-- Brief --
Present the part of the listing that opens with the line containing "star bbox=[1250, 470, 1251, 471]" and closes with the line containing "ip-address-label: IP address: bbox=[350, 435, 411, 449]" as a Markdown table, with the columns No. and Line holding a row number and the line, and with blank lines left out.

--- start Data ---

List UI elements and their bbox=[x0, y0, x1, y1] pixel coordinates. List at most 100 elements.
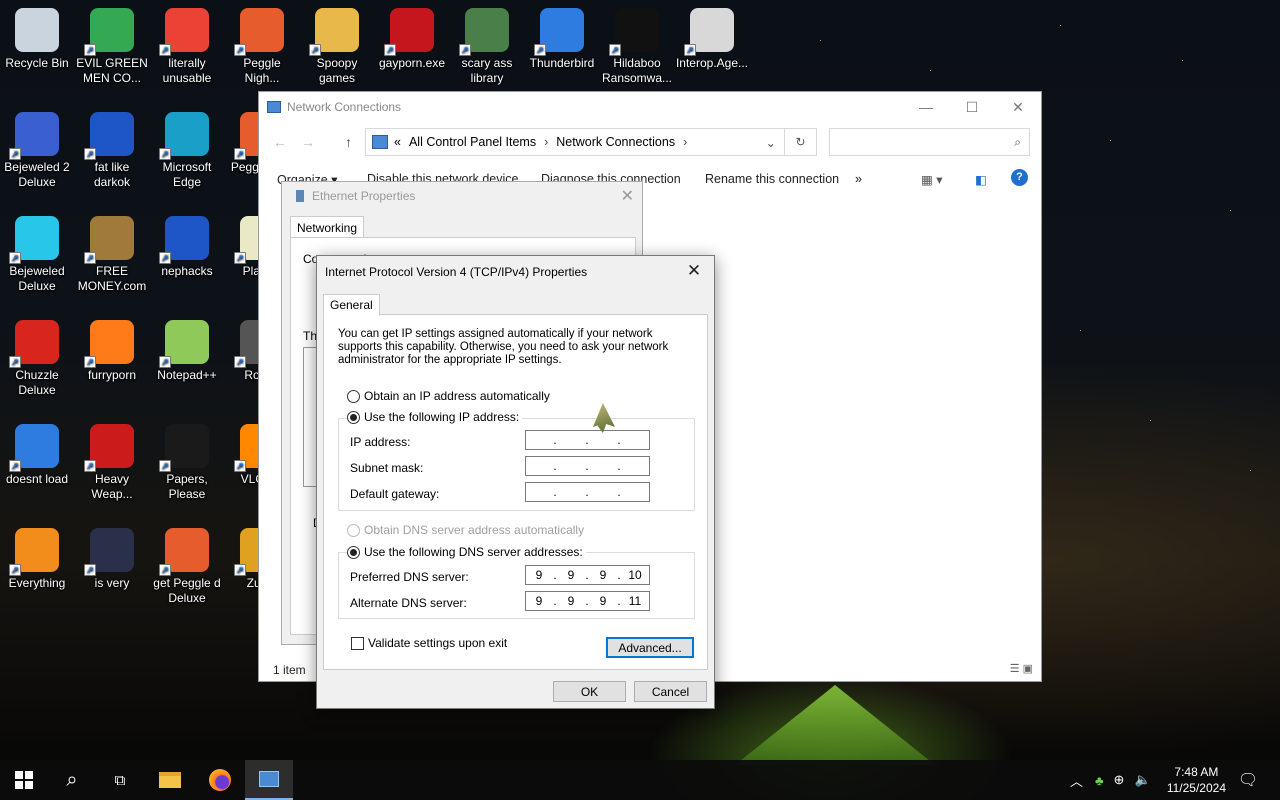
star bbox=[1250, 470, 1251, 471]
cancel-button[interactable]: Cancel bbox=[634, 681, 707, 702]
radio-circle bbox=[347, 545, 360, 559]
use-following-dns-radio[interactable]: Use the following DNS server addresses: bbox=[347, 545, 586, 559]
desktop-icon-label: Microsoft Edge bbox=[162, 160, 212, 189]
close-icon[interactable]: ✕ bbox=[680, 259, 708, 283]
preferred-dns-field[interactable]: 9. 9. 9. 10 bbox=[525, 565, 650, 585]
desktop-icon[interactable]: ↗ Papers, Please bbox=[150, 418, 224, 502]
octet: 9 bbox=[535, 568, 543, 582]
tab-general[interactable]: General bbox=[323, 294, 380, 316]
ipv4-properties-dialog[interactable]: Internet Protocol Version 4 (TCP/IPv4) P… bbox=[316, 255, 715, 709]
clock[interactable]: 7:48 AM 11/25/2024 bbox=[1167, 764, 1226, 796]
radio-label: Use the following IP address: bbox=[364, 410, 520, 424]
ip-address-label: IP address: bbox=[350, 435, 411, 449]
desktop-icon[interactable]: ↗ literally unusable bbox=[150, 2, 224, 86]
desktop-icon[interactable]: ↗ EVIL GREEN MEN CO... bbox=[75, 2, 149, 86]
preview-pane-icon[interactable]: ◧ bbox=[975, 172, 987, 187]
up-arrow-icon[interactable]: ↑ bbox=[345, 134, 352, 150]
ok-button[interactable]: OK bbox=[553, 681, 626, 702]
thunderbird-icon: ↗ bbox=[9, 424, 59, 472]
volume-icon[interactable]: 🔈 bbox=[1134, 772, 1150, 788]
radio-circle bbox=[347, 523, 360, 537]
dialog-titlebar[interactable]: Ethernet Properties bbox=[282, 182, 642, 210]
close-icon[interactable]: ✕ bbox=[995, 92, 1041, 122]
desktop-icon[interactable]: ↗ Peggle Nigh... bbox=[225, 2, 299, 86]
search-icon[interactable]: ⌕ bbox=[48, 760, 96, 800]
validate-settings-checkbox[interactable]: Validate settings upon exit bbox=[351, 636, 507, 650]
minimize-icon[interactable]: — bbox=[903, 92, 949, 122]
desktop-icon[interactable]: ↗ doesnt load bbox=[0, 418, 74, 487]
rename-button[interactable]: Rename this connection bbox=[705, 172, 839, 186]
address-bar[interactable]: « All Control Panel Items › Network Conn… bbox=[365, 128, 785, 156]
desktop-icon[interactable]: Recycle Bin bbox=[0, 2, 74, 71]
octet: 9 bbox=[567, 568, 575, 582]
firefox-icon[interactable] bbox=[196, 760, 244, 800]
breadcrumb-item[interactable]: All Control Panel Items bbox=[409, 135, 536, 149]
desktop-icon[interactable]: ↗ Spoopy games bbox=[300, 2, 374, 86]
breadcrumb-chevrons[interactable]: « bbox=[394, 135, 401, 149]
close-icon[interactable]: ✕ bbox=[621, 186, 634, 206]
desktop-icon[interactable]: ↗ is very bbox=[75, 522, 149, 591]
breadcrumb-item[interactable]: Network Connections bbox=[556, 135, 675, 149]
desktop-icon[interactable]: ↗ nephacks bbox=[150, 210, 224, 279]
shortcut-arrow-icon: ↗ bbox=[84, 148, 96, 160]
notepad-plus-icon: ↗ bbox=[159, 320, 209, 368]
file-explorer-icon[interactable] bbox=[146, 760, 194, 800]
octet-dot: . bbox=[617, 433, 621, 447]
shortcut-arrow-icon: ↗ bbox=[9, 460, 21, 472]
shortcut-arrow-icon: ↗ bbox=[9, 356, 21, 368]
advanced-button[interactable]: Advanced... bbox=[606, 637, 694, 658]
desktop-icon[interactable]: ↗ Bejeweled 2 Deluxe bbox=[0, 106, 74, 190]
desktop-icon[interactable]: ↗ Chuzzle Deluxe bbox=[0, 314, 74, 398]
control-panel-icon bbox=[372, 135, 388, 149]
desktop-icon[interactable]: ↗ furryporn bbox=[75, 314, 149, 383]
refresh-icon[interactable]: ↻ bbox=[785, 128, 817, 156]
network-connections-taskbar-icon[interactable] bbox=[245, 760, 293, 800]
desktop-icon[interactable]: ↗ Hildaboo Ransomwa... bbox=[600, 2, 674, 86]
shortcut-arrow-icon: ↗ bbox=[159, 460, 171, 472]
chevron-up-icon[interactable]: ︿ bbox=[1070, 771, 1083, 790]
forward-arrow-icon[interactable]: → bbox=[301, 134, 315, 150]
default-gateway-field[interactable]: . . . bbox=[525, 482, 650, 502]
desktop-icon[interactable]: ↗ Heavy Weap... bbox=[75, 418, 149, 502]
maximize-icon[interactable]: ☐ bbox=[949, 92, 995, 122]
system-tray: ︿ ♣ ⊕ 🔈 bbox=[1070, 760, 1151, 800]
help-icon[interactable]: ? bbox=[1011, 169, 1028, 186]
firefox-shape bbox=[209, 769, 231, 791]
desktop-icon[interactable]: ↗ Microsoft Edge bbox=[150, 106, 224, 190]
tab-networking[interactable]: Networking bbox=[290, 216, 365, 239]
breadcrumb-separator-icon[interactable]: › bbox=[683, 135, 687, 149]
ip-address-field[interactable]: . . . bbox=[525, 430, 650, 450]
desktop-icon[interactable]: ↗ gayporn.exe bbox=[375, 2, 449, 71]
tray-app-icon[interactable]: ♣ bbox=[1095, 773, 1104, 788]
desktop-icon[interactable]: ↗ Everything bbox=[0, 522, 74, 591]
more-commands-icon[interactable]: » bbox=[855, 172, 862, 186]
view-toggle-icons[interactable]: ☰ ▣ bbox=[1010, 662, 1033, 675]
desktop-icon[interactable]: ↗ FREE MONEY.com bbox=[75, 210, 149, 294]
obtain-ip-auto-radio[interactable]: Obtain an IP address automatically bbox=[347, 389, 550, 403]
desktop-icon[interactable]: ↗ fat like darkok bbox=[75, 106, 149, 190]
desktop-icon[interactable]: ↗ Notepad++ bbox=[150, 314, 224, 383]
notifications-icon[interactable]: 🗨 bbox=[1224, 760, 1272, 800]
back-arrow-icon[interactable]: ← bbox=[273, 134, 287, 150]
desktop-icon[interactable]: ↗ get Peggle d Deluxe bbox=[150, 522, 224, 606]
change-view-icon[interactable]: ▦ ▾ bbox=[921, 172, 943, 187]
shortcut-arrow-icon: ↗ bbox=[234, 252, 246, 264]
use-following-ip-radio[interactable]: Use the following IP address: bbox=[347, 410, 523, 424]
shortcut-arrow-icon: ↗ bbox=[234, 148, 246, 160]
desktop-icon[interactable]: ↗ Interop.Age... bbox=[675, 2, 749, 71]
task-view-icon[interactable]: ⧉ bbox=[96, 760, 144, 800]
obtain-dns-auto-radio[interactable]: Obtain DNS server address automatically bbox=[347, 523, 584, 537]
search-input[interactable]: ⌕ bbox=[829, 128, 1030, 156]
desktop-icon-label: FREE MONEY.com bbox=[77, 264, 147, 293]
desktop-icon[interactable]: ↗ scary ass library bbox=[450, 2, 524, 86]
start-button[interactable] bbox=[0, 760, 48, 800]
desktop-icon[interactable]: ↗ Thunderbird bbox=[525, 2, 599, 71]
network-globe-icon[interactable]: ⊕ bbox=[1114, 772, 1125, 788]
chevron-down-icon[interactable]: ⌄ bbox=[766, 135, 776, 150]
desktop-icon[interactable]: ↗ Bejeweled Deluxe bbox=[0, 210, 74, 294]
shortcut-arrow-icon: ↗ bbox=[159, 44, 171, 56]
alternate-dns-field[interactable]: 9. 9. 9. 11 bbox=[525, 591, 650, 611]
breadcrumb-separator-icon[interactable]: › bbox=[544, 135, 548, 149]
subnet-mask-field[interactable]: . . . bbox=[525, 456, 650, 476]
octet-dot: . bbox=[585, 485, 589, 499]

--- end Data ---

-- Result --
| No. | Line |
|---|---|
| 1 | star bbox=[1250, 470, 1251, 471] |
| 2 | cancel-button[interactable]: Cancel bbox=[634, 681, 707, 702] |
| 3 | radio-circle bbox=[347, 545, 360, 559] |
| 4 | use-following-dns-radio[interactable]: Use the following DNS server addresses: bbox=[347, 545, 586, 559] |
| 5 | desktop-icon-label: Microsoft Edge bbox=[162, 160, 212, 189] |
| 6 | close-icon[interactable]: ✕ bbox=[680, 259, 708, 283] |
| 7 | preferred-dns-field[interactable]: 9. 9. 9. 10 bbox=[525, 565, 650, 585] |
| 8 | desktop-icon[interactable]: ↗ Papers, Please bbox=[150, 418, 224, 502] |
| 9 | octet: 9 bbox=[535, 568, 543, 582] |
| 10 | tab-general[interactable]: General bbox=[323, 294, 380, 316] |
| 11 | ipv4-properties-dialog[interactable]: Internet Protocol Version 4 (TCP/IPv4) P… bbox=[316, 255, 715, 709] |
| 12 | clock[interactable]: 7:48 AM 11/25/2024 bbox=[1167, 764, 1226, 796] |
| 13 | radio-label: Use the following IP address: bbox=[364, 410, 520, 424] |
| 14 | ip-address-label: IP address: bbox=[350, 435, 411, 449] |